◆ TASK TO CARRY OUT ◆
From the entries below, please gather each line containing the string "spectrum".
Start of DATASET CONTENT
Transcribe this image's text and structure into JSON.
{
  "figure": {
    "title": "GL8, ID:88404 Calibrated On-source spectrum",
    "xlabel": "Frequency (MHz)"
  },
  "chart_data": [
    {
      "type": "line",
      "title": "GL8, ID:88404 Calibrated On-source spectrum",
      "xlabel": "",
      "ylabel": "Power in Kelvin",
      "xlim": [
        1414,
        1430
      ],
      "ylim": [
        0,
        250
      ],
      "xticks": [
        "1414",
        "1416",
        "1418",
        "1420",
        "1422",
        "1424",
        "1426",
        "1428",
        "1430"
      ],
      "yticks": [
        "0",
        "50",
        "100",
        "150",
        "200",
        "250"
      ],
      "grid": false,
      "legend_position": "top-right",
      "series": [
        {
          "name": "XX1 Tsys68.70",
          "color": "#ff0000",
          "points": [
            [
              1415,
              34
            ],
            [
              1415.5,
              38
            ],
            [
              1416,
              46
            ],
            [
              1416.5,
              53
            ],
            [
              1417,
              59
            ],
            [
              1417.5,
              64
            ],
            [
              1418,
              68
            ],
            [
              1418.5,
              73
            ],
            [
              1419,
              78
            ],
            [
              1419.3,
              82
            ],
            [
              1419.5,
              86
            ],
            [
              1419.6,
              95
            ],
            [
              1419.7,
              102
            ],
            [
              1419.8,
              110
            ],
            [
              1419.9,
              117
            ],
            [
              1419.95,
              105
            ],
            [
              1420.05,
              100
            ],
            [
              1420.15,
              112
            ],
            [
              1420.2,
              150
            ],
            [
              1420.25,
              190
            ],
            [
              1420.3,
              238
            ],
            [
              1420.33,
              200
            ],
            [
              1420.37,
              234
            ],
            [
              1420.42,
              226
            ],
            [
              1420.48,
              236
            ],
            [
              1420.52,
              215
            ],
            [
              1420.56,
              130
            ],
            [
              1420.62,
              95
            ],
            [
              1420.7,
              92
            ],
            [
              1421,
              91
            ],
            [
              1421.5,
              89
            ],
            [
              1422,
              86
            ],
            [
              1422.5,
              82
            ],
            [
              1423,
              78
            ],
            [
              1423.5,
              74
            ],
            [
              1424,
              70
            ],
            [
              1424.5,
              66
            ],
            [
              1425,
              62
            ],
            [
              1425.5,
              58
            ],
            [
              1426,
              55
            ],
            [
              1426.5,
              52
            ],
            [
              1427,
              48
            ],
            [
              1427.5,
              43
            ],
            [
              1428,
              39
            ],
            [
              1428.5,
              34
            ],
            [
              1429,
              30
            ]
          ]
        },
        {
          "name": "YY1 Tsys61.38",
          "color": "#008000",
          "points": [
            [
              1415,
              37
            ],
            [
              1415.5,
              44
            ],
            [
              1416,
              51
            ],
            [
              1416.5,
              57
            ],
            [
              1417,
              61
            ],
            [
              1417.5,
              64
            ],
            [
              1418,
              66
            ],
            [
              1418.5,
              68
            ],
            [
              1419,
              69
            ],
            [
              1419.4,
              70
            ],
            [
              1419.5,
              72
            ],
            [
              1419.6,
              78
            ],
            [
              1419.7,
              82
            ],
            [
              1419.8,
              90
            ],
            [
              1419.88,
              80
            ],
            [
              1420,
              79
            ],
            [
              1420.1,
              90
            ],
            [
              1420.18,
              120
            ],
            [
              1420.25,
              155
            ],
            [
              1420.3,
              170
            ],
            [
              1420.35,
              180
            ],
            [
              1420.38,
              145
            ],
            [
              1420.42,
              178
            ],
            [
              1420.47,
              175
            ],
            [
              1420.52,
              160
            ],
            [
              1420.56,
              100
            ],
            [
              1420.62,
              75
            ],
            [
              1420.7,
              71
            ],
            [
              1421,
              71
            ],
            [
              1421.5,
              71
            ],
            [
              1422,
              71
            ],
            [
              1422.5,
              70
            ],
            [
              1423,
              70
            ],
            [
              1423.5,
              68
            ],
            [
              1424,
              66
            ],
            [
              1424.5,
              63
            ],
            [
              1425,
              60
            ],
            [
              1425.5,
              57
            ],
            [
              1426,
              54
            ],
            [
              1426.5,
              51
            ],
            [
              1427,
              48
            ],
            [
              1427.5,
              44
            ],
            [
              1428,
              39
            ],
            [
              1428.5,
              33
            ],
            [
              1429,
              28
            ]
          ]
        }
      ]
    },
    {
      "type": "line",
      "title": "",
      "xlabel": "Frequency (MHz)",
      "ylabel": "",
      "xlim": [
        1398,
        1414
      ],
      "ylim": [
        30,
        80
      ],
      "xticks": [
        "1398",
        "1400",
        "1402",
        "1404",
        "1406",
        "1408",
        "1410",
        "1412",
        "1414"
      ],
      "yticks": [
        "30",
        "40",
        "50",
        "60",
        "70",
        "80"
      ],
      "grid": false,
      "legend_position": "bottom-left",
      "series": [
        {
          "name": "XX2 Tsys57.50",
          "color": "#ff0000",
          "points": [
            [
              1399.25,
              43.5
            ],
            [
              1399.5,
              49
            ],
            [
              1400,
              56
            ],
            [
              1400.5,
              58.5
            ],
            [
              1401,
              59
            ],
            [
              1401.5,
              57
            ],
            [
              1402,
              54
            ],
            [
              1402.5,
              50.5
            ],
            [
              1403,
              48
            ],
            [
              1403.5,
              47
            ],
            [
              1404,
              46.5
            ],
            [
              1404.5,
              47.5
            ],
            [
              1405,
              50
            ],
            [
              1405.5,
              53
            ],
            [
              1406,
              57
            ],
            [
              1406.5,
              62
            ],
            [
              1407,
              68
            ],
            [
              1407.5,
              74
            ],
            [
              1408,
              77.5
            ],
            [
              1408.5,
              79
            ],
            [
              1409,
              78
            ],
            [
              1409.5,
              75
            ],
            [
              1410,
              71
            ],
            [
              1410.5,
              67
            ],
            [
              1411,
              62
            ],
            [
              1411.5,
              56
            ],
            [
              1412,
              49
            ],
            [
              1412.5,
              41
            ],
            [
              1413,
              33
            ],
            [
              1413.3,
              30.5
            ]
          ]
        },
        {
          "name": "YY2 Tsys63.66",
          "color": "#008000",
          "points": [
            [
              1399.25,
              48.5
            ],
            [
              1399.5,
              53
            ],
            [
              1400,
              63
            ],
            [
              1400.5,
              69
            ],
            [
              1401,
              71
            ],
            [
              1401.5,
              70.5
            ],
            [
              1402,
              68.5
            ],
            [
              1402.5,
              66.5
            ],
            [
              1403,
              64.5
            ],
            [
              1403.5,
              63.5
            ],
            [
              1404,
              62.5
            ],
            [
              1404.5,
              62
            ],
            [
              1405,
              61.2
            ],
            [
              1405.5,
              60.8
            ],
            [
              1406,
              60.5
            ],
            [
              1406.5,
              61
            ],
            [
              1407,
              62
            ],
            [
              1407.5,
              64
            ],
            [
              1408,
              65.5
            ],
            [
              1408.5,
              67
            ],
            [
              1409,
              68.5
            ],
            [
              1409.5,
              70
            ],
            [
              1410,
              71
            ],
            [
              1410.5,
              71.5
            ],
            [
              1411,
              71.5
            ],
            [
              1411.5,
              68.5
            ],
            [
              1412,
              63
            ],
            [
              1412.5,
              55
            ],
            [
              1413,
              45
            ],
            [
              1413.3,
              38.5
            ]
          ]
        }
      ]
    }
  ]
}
End of DATASET CONTENT
◆ RESULT BELOW ◆
    "title": "GL8, ID:88404 Calibrated On-source spectrum",
      "title": "GL8, ID:88404 Calibrated On-source spectrum",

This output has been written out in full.